Figure collection entries:
* Begin *

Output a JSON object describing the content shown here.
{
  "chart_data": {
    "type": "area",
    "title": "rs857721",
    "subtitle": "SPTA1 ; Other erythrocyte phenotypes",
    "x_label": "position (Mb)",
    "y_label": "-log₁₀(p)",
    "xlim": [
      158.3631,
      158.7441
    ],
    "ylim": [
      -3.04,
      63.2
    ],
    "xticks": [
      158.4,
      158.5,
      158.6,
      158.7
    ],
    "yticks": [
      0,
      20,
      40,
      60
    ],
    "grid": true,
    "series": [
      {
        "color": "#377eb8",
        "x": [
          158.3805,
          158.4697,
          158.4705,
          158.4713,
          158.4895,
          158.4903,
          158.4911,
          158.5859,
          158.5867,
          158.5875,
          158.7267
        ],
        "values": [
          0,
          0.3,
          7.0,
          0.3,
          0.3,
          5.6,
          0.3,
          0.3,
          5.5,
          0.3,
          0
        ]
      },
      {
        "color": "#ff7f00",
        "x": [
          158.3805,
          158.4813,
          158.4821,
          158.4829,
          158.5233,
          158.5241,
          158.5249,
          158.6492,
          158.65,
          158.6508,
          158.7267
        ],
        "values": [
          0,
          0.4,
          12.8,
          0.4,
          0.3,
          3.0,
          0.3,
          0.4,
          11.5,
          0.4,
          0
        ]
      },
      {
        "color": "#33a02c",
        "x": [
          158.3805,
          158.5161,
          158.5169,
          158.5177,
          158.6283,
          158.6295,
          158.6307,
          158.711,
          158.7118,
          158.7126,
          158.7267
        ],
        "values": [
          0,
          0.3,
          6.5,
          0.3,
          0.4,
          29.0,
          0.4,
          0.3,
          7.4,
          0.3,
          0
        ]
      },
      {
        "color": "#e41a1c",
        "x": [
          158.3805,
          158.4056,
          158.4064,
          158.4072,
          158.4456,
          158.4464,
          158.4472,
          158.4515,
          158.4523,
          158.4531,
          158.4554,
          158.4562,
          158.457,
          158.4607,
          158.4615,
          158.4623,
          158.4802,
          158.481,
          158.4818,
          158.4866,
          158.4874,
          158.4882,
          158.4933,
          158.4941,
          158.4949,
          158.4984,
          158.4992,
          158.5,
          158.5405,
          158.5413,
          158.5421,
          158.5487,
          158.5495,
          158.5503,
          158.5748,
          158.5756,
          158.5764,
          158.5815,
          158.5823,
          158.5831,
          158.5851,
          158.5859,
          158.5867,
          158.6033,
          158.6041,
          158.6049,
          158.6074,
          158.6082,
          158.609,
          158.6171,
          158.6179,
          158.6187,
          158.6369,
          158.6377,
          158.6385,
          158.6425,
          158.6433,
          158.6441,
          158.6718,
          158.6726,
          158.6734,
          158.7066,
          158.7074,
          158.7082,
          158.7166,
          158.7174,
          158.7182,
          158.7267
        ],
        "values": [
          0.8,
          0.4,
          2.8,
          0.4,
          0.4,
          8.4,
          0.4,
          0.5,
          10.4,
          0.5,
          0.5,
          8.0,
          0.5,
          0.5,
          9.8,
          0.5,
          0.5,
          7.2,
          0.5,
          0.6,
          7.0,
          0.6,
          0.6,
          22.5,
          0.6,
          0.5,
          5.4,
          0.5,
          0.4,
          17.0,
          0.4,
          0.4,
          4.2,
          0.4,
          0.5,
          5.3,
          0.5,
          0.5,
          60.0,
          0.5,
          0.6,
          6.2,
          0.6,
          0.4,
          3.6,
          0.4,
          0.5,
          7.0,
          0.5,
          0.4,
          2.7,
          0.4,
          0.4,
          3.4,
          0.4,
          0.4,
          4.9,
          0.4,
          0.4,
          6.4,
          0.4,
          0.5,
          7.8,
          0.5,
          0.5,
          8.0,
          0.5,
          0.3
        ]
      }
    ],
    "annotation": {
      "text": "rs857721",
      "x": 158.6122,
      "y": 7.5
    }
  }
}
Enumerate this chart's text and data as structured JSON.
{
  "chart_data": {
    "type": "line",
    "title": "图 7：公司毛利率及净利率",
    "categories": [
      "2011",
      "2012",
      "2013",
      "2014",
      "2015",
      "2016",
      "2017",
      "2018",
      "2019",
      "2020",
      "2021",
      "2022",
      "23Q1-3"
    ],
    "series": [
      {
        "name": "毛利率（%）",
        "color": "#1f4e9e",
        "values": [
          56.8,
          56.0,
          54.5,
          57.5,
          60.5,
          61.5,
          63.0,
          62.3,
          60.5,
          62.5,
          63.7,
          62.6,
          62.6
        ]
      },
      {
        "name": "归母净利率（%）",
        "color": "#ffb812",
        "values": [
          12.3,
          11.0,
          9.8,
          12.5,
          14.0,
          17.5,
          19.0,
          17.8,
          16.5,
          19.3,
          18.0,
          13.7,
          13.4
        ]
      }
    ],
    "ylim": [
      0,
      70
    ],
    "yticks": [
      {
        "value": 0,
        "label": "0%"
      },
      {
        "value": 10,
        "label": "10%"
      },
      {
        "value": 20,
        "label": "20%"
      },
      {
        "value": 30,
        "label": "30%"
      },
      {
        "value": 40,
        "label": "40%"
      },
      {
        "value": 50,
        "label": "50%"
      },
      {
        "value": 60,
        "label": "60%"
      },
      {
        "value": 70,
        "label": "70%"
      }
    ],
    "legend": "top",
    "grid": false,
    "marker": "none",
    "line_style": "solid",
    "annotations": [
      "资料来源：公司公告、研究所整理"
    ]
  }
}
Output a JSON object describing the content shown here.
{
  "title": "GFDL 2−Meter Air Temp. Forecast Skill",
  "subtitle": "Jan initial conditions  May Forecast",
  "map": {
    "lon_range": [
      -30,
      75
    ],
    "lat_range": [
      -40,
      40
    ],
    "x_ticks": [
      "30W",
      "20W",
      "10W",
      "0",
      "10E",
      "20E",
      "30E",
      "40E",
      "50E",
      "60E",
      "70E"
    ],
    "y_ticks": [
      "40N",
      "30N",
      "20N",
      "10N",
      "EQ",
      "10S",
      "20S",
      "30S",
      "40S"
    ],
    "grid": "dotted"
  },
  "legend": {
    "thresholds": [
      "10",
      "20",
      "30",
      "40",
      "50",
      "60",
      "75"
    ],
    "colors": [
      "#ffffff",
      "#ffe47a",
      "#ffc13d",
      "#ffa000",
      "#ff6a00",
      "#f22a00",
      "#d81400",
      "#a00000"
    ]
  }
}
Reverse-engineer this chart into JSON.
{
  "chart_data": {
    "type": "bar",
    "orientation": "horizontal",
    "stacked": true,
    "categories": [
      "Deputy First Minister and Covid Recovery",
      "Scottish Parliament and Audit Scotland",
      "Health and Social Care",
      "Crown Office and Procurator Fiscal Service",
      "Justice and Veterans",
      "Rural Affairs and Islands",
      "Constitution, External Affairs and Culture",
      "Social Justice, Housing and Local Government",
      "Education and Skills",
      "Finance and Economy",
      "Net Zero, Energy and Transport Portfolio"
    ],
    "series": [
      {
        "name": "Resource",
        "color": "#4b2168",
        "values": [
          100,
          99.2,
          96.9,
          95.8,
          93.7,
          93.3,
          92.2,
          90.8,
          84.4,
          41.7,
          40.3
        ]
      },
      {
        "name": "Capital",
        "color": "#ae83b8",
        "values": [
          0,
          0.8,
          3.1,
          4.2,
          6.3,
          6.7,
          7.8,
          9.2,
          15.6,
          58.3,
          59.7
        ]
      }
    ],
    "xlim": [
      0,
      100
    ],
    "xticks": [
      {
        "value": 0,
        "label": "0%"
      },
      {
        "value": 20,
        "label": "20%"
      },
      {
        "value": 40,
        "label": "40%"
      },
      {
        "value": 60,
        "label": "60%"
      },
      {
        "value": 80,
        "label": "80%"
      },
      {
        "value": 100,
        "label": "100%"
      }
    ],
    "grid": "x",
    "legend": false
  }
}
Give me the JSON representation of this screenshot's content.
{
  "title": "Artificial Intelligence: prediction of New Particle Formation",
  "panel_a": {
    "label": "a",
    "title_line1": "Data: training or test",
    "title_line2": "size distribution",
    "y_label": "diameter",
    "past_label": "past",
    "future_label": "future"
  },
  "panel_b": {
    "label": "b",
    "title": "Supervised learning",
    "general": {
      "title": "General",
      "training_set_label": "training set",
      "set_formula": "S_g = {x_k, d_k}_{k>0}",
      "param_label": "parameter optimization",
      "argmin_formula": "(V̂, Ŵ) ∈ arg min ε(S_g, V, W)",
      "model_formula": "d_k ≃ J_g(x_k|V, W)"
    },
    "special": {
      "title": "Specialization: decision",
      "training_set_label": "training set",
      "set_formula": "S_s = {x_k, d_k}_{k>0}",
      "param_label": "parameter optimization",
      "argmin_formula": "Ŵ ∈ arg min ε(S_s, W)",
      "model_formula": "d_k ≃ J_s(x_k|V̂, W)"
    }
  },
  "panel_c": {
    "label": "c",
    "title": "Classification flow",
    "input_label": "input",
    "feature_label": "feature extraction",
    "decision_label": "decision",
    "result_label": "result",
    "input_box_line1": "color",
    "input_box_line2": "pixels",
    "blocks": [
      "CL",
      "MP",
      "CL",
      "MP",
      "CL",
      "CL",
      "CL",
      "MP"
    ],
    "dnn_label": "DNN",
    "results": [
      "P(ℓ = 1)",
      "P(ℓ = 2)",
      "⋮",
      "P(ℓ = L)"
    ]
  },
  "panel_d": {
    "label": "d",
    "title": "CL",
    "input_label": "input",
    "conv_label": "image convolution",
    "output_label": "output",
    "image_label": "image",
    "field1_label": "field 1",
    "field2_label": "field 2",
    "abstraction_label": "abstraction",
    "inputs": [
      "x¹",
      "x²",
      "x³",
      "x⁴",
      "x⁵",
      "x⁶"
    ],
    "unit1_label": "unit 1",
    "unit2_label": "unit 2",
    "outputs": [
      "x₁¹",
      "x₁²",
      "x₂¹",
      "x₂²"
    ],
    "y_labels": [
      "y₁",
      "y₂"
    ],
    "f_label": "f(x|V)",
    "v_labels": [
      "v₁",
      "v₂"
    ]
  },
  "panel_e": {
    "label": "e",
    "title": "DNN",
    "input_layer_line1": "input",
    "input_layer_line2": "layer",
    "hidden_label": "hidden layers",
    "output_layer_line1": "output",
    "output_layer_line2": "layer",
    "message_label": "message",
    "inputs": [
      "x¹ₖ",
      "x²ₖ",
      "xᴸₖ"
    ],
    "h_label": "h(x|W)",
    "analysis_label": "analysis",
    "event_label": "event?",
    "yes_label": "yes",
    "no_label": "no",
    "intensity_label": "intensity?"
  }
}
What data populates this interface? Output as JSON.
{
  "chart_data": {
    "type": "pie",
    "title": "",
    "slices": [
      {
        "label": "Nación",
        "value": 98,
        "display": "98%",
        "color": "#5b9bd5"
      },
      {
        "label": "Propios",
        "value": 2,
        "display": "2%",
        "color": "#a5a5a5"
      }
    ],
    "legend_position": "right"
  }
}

* End *

• [Aim] Note each line of the entries that has "Affairs" in it, and copy those lines.

• [Result of the exercise]
      "Rural Affairs and Islands",
      "Constitution, External Affairs and Culture",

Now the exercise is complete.